▶ **Problem to solve**: What follows are records. Restate all of them word for word.

▶ **Records supplied**:
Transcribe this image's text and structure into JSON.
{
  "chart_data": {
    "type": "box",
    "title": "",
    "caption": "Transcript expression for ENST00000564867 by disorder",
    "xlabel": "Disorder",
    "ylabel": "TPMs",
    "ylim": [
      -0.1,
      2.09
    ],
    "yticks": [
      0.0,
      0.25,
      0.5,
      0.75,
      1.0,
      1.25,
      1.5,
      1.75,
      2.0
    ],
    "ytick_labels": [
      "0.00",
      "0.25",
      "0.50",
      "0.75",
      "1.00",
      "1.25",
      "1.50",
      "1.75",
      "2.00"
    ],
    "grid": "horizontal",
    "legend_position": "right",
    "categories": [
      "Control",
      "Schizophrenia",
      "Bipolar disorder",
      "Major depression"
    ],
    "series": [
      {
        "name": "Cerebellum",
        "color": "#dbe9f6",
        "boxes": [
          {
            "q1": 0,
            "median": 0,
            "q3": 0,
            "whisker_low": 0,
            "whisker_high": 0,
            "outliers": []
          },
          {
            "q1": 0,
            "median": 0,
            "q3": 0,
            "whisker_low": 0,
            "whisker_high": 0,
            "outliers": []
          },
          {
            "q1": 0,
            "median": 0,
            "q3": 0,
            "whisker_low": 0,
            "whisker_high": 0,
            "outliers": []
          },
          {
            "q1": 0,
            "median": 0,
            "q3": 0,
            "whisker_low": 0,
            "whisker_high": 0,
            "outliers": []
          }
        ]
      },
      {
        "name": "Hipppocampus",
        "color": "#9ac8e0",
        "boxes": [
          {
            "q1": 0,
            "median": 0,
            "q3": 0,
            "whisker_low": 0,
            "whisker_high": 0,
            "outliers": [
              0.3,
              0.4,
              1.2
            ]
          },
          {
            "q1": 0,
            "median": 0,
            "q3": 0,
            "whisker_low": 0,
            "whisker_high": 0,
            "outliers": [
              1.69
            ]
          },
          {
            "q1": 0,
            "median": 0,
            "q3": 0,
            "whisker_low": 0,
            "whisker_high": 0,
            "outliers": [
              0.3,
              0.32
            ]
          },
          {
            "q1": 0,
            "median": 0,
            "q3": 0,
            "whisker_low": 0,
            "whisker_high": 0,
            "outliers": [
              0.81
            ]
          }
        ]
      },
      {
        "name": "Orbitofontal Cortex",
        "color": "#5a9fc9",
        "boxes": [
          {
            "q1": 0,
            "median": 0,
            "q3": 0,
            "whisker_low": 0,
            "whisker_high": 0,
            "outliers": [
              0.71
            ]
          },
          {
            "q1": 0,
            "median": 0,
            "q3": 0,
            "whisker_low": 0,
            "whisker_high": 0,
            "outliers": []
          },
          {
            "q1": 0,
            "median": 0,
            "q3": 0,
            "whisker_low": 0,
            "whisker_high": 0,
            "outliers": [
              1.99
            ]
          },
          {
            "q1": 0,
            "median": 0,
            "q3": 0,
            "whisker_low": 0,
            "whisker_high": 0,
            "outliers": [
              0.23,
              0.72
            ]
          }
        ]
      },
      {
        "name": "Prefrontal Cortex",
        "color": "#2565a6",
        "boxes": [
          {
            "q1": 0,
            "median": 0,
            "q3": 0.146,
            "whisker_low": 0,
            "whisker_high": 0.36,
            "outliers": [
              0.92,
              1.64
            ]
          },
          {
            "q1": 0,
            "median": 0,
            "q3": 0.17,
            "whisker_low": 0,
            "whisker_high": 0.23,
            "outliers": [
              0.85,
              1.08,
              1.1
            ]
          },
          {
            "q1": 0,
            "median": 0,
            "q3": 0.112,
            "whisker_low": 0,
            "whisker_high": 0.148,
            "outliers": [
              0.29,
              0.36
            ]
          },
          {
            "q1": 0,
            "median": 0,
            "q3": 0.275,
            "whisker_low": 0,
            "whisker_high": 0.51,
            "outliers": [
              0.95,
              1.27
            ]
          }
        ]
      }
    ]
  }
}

▶ **Written solution**:
Transcribe this image's text and structure into JSON.
{
  "chart_data": {
    "type": "box",
    "title": "",
    "caption": "Transcript expression for ENST00000564867 by disorder",
    "xlabel": "Disorder",
    "ylabel": "TPMs",
    "ylim": [
      -0.1,
      2.09
    ],
    "yticks": [
      0.0,
      0.25,
      0.5,
      0.75,
      1.0,
      1.25,
      1.5,
      1.75,
      2.0
    ],
    "ytick_labels": [
      "0.00",
      "0.25",
      "0.50",
      "0.75",
      "1.00",
      "1.25",
      "1.50",
      "1.75",
      "2.00"
    ],
    "grid": "horizontal",
    "legend_position": "right",
    "categories": [
      "Control",
      "Schizophrenia",
      "Bipolar disorder",
      "Major depression"
    ],
    "series": [
      {
        "name": "Cerebellum",
        "color": "#dbe9f6",
        "boxes": [
          {
            "q1": 0,
            "median": 0,
            "q3": 0,
            "whisker_low": 0,
            "whisker_high": 0,
            "outliers": []
          },
          {
            "q1": 0,
            "median": 0,
            "q3": 0,
            "whisker_low": 0,
            "whisker_high": 0,
            "outliers": []
          },
          {
            "q1": 0,
            "median": 0,
            "q3": 0,
            "whisker_low": 0,
            "whisker_high": 0,
            "outliers": []
          },
          {
            "q1": 0,
            "median": 0,
            "q3": 0,
            "whisker_low": 0,
            "whisker_high": 0,
            "outliers": []
          }
        ]
      },
      {
        "name": "Hipppocampus",
        "color": "#9ac8e0",
        "boxes": [
          {
            "q1": 0,
            "median": 0,
            "q3": 0,
            "whisker_low": 0,
            "whisker_high": 0,
            "outliers": [
              0.3,
              0.4,
              1.2
            ]
          },
          {
            "q1": 0,
            "median": 0,
            "q3": 0,
            "whisker_low": 0,
            "whisker_high": 0,
            "outliers": [
              1.69
            ]
          },
          {
            "q1": 0,
            "median": 0,
            "q3": 0,
            "whisker_low": 0,
            "whisker_high": 0,
            "outliers": [
              0.3,
              0.32
            ]
          },
          {
            "q1": 0,
            "median": 0,
            "q3": 0,
            "whisker_low": 0,
            "whisker_high": 0,
            "outliers": [
              0.81
            ]
          }
        ]
      },
      {
        "name": "Orbitofontal Cortex",
        "color": "#5a9fc9",
        "boxes": [
          {
            "q1": 0,
            "median": 0,
            "q3": 0,
            "whisker_low": 0,
            "whisker_high": 0,
            "outliers": [
              0.71
            ]
          },
          {
            "q1": 0,
            "median": 0,
            "q3": 0,
            "whisker_low": 0,
            "whisker_high": 0,
            "outliers": []
          },
          {
            "q1": 0,
            "median": 0,
            "q3": 0,
            "whisker_low": 0,
            "whisker_high": 0,
            "outliers": [
              1.99
            ]
          },
          {
            "q1": 0,
            "median": 0,
            "q3": 0,
            "whisker_low": 0,
            "whisker_high": 0,
            "outliers": [
              0.23,
              0.72
            ]
          }
        ]
      },
      {
        "name": "Prefrontal Cortex",
        "color": "#2565a6",
        "boxes": [
          {
            "q1": 0,
            "median": 0,
            "q3": 0.146,
            "whisker_low": 0,
            "whisker_high": 0.36,
            "outliers": [
              0.92,
              1.64
            ]
          },
          {
            "q1": 0,
            "median": 0,
            "q3": 0.17,
            "whisker_low": 0,
            "whisker_high": 0.23,
            "outliers": [
              0.85,
              1.08,
              1.1
            ]
          },
          {
            "q1": 0,
            "median": 0,
            "q3": 0.112,
            "whisker_low": 0,
            "whisker_high": 0.148,
            "outliers": [
              0.29,
              0.36
            ]
          },
          {
            "q1": 0,
            "median": 0,
            "q3": 0.275,
            "whisker_low": 0,
            "whisker_high": 0.51,
            "outliers": [
              0.95,
              1.27
            ]
          }
        ]
      }
    ]
  }
}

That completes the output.